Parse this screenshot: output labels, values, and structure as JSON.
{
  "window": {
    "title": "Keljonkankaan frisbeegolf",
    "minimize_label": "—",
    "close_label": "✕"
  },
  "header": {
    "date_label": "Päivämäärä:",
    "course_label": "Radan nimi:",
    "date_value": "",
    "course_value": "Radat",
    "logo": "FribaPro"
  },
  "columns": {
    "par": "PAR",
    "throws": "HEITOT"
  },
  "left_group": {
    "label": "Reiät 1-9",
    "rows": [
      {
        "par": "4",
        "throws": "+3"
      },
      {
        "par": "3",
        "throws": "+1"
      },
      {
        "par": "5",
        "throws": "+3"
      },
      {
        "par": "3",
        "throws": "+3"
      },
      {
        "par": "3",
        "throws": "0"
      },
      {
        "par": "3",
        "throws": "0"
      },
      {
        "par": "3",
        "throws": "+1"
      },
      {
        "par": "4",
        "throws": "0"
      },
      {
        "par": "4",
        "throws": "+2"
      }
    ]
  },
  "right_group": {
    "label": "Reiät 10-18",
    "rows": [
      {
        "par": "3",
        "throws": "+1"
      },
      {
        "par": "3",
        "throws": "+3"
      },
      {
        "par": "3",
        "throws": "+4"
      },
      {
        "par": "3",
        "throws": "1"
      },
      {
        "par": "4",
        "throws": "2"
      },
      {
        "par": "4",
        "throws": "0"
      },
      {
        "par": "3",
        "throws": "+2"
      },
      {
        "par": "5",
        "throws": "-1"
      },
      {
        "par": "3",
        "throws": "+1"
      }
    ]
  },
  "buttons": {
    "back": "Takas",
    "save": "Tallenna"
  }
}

= Problem to solve =
Transcribe the data above in full, exactly.

= Full solution =
Parse this screenshot: output labels, values, and structure as JSON.
{
  "window": {
    "title": "Keljonkankaan frisbeegolf",
    "minimize_label": "—",
    "close_label": "✕"
  },
  "header": {
    "date_label": "Päivämäärä:",
    "course_label": "Radan nimi:",
    "date_value": "",
    "course_value": "Radat",
    "logo": "FribaPro"
  },
  "columns": {
    "par": "PAR",
    "throws": "HEITOT"
  },
  "left_group": {
    "label": "Reiät 1-9",
    "rows": [
      {
        "par": "4",
        "throws": "+3"
      },
      {
        "par": "3",
        "throws": "+1"
      },
      {
        "par": "5",
        "throws": "+3"
      },
      {
        "par": "3",
        "throws": "+3"
      },
      {
        "par": "3",
        "throws": "0"
      },
      {
        "par": "3",
        "throws": "0"
      },
      {
        "par": "3",
        "throws": "+1"
      },
      {
        "par": "4",
        "throws": "0"
      },
      {
        "par": "4",
        "throws": "+2"
      }
    ]
  },
  "right_group": {
    "label": "Reiät 10-18",
    "rows": [
      {
        "par": "3",
        "throws": "+1"
      },
      {
        "par": "3",
        "throws": "+3"
      },
      {
        "par": "3",
        "throws": "+4"
      },
      {
        "par": "3",
        "throws": "1"
      },
      {
        "par": "4",
        "throws": "2"
      },
      {
        "par": "4",
        "throws": "0"
      },
      {
        "par": "3",
        "throws": "+2"
      },
      {
        "par": "5",
        "throws": "-1"
      },
      {
        "par": "3",
        "throws": "+1"
      }
    ]
  },
  "buttons": {
    "back": "Takas",
    "save": "Tallenna"
  }
}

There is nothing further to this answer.